→ **What is required**: Search the listing below for the string "type" and show each line that contains it.

------

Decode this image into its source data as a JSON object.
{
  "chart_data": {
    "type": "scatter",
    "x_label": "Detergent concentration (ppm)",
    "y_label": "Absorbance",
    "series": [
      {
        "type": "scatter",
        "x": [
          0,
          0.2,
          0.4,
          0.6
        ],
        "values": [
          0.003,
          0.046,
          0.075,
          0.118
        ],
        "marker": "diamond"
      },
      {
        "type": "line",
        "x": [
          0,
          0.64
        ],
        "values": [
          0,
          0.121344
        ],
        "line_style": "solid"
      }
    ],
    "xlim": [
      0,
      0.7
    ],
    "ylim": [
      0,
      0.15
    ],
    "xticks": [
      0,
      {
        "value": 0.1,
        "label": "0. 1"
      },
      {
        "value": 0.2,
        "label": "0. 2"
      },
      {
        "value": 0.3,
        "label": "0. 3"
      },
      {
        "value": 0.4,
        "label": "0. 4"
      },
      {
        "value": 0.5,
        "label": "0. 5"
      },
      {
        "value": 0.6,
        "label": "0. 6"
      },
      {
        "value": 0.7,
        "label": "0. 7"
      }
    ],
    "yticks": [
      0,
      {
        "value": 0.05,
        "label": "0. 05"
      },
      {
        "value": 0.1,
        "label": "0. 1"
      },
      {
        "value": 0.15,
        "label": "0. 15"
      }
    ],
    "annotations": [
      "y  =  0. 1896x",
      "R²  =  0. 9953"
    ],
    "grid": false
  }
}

------

→ **Response to the task**:
    "type": "scatter",
        "type": "scatter",
        "type": "line",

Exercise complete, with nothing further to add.